-- START OF Material shown --
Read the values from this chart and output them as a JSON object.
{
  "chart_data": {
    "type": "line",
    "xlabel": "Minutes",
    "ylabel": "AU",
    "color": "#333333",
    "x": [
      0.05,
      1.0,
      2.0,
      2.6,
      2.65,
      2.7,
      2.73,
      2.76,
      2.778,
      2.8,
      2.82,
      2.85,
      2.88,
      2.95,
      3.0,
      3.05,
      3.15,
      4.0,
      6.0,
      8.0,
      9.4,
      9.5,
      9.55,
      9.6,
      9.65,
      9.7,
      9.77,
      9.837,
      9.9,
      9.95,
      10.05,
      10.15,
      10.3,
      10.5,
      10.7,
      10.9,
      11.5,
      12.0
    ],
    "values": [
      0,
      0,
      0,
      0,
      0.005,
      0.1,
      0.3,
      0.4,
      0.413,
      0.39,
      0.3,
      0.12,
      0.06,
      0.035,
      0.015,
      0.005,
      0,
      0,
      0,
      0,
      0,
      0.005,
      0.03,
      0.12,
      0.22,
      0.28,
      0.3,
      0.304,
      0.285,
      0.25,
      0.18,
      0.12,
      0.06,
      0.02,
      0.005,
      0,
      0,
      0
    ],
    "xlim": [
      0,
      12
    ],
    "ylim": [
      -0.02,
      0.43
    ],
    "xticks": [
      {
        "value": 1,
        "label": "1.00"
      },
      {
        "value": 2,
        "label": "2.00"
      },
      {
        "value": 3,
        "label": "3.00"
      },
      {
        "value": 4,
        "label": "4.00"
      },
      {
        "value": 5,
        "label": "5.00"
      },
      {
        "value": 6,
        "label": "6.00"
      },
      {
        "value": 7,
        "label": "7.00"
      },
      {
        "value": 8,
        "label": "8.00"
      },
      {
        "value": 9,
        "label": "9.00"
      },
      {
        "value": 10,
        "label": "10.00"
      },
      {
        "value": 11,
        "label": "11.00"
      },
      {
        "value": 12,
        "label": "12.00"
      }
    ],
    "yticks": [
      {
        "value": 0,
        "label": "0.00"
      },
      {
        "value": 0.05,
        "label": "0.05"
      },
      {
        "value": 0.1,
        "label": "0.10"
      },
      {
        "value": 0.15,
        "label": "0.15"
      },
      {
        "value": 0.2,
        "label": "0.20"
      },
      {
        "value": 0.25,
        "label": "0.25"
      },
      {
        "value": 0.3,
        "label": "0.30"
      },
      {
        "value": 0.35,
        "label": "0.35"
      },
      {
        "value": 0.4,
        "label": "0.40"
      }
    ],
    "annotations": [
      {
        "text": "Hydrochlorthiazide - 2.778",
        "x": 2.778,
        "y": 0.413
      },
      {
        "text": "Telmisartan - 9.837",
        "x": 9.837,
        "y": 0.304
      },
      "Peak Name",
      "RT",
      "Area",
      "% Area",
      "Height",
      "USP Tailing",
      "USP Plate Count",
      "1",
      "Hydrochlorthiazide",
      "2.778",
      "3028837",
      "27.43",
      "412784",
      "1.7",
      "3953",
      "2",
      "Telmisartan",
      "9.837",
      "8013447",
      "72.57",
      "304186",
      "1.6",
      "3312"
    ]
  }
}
-- END OF Material shown --
■ **What is needed**: In the lines above, locate the string "Telmisartan". Copy every line where it occurs.

■ **The solution**:
        "text": "Telmisartan - 9.837",
      "Telmisartan",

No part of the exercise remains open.